Collected data
⁂

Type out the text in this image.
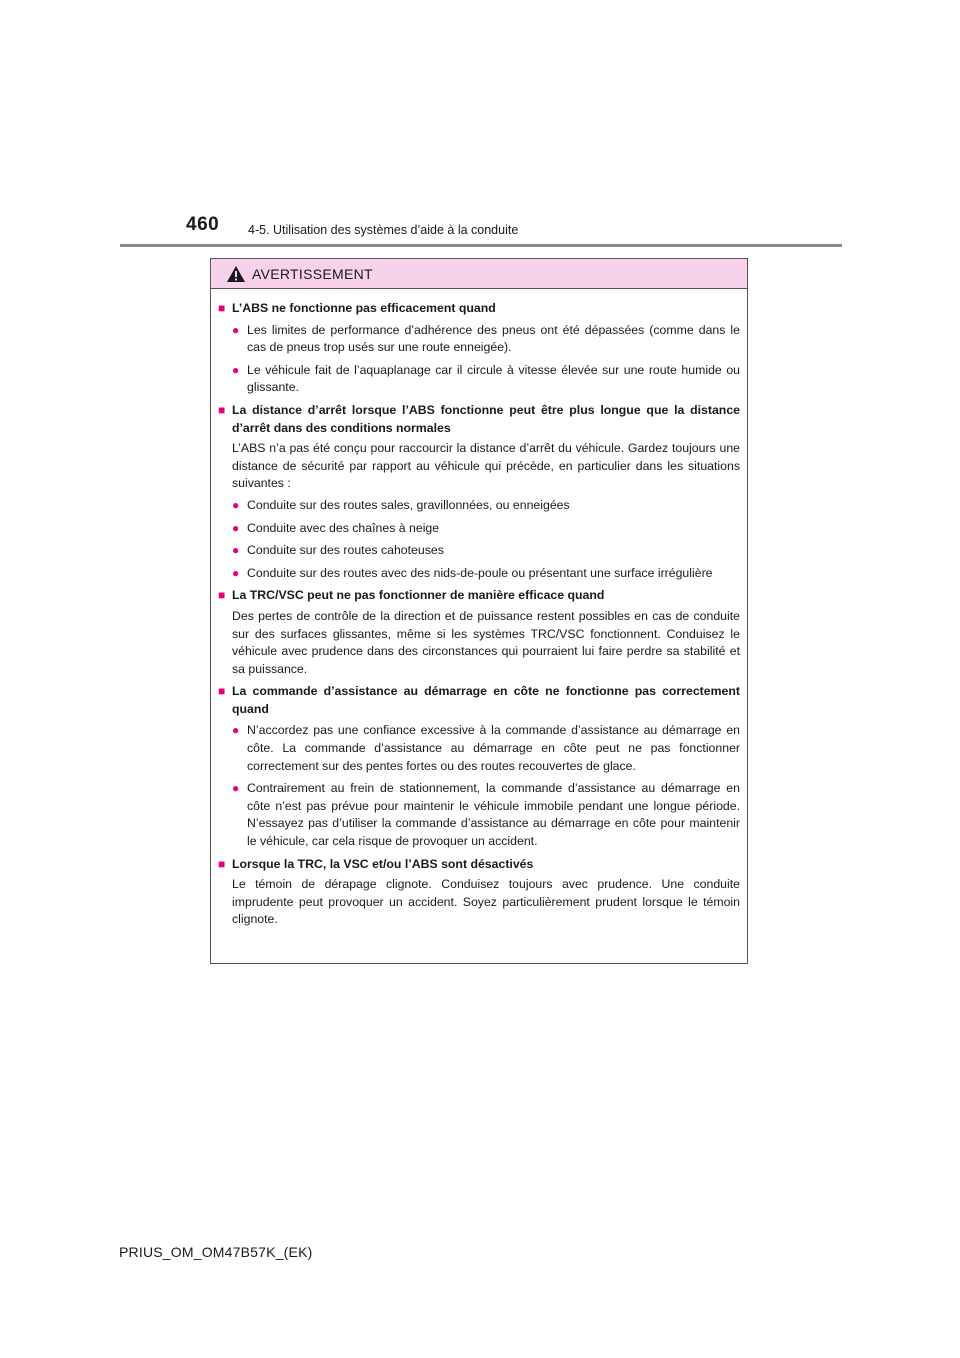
460 4-5. Utilisation des systèmes d’aide à la conduite
AVERTISSEMENT
■ L’ABS ne fonctionne pas efficacement quand
● Les limites de performance d’adhérence des pneus ont été dépassées (comme dans le cas de pneus trop usés sur une route enneigée).
● Le véhicule fait de l’aquaplanage car il circule à vitesse élevée sur une route humide ou glissante.
■ La distance d’arrêt lorsque l’ABS fonctionne peut être plus longue que la distance d’arrêt dans des conditions normales
L’ABS n’a pas été conçu pour raccourcir la distance d’arrêt du véhicule. Gardez toujours une distance de sécurité par rapport au véhicule qui précède, en particulier dans les situations suivantes :
● Conduite sur des routes sales, gravillonnées, ou enneigées
● Conduite avec des chaînes à neige
● Conduite sur des routes cahoteuses
● Conduite sur des routes avec des nids-de-poule ou présentant une surface irrégulière
■ La TRC/VSC peut ne pas fonctionner de manière efficace quand
Des pertes de contrôle de la direction et de puissance restent possibles en cas de conduite sur des surfaces glissantes, même si les systèmes TRC/VSC fonctionnent. Conduisez le véhicule avec prudence dans des circonstances qui pourraient lui faire perdre sa stabilité et sa puissance.
■ La commande d’assistance au démarrage en côte ne fonctionne pas correctement quand
● N’accordez pas une confiance excessive à la commande d’assistance au démarrage en côte. La commande d’assistance au démarrage en côte peut ne pas fonctionner correctement sur des pentes fortes ou des routes recouvertes de glace.
● Contrairement au frein de stationnement, la commande d’assistance au démarrage en côte n’est pas prévue pour maintenir le véhicule immobile pendant une longue période. N’essayez pas d’utiliser la commande d’assistance au démarrage en côte pour maintenir le véhicule, car cela risque de provoquer un accident.
■ Lorsque la TRC, la VSC et/ou l’ABS sont désactivés
Le témoin de dérapage clignote. Conduisez toujours avec prudence. Une conduite imprudente peut provoquer un accident. Soyez particulièrement prudent lorsque le témoin clignote.
PRIUS_OM_OM47B57K_(EK)
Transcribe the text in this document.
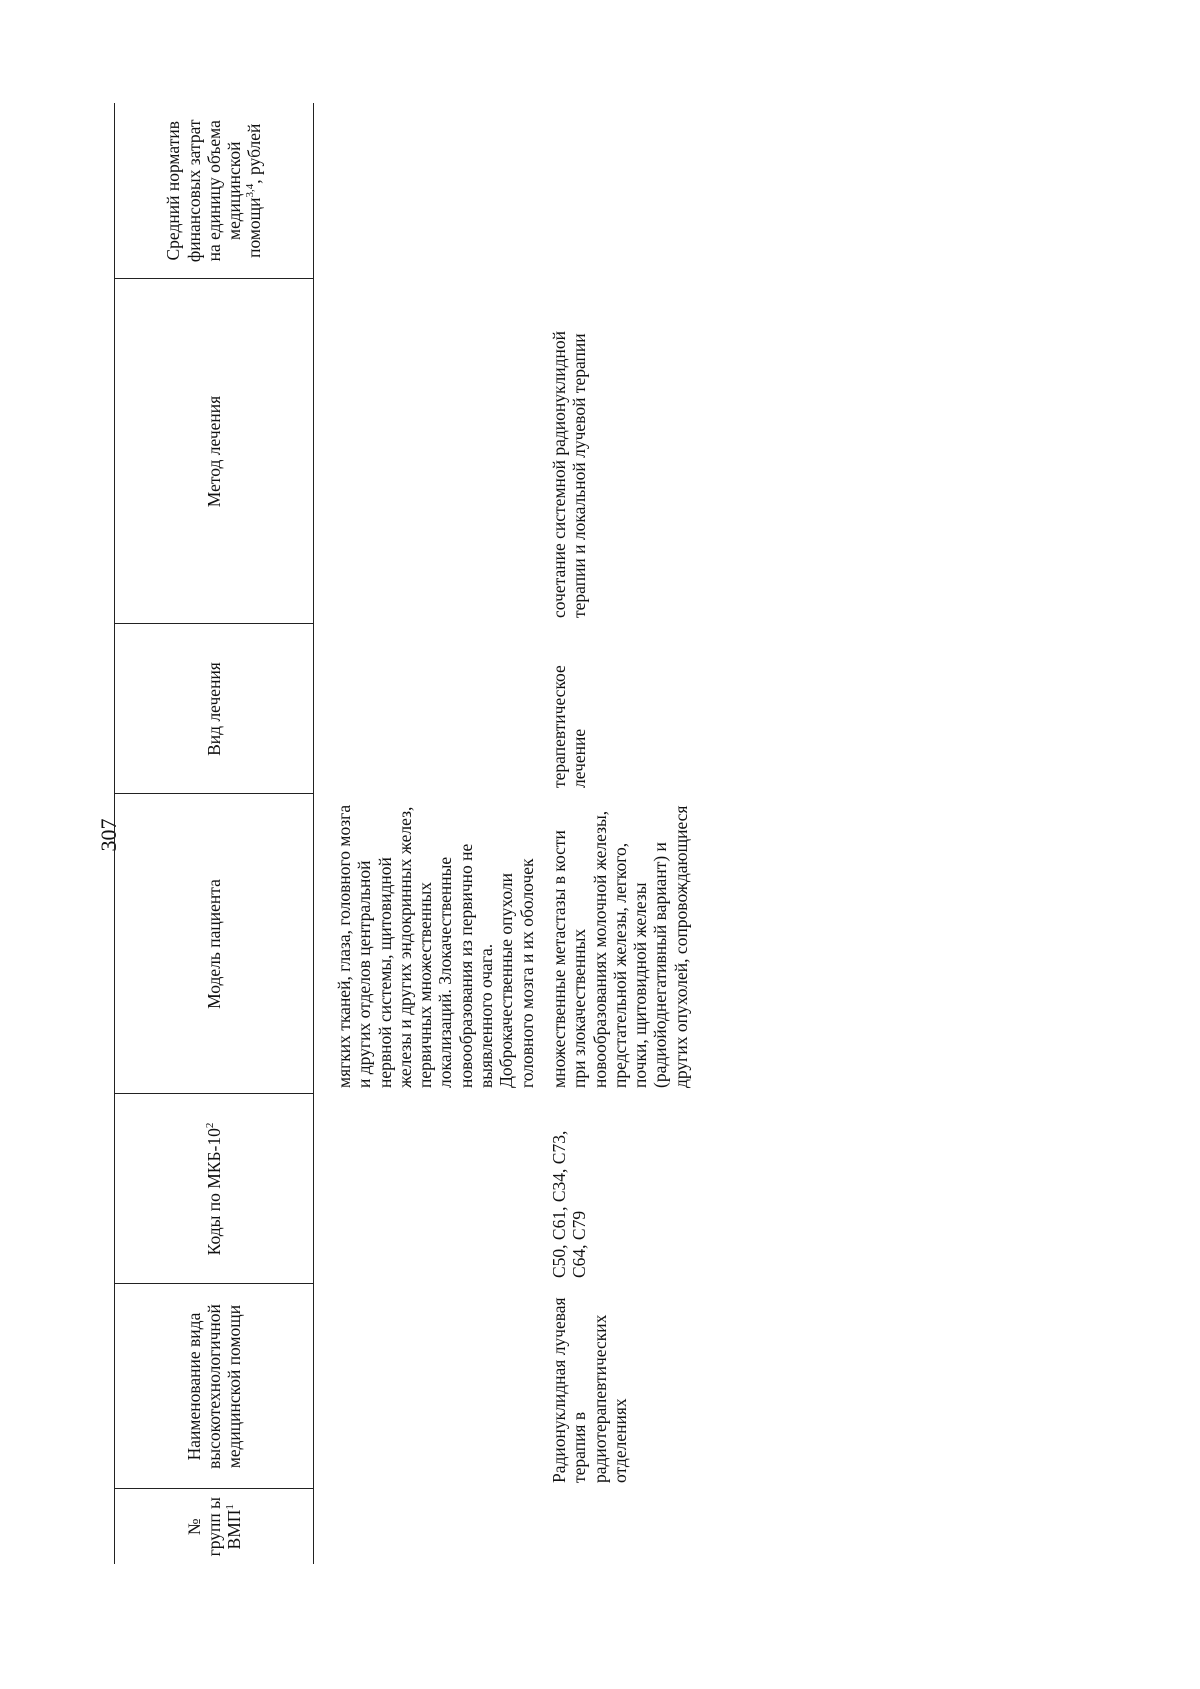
307
№ групп ы ВМП$^1$	Наименование вида высокотехнологичной медицинской помощи	Коды по МКБ-$10^2$	Модель пациента	Вид лечения	Метод лечения	Средний норматив финансовых затрат на единицу объема медицинской помощи$^{3,4}$, рублей
			мягких тканей, глаза, головного мозга и других отделов центральной нервной системы, щитовидной железы и других эндокринных желез, первичных множественных локализаций. Злокачественные новообразования из первично не выявленного очага. Доброкачественные опухоли головного мозга и их оболочек			
	Радионуклидная лучевая терапия в радиотерапевтических отделениях	C50, C61, C34, C73, C64, C79	множественные метастазы в кости при злокачественных новообразованиях молочной железы, предстательной железы, легкого, почки, щитовидной железы (радиойоднегативный вариант) и других опухолей, сопровождающиеся	терапевтическое лечение	сочетание системной радионуклидной терапии и локальной лучевой терапии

⁂

Pick out the lines containing the string "щитовидной".

▶ OUTPUT OF THE EXERCISE:
			мягких тканей, глаза, головного мозга и других отделов центральной нервной системы, щитовидной железы и других эндокринных желез, первичных множественных локализаций. Злокачественные новообразования из первично не выявленного очага. Доброкачественные опухоли головного мозга и их оболочек			
	Радионуклидная лучевая терапия в радиотерапевтических отделениях	C50, C61, C34, C73, C64, C79	множественные метастазы в кости при злокачественных новообразованиях молочной железы, предстательной железы, легкого, почки, щитовидной железы (радиойоднегативный вариант) и других опухолей, сопровождающиеся	терапевтическое лечение	сочетание системной радионуклидной терапии и локальной лучевой терапии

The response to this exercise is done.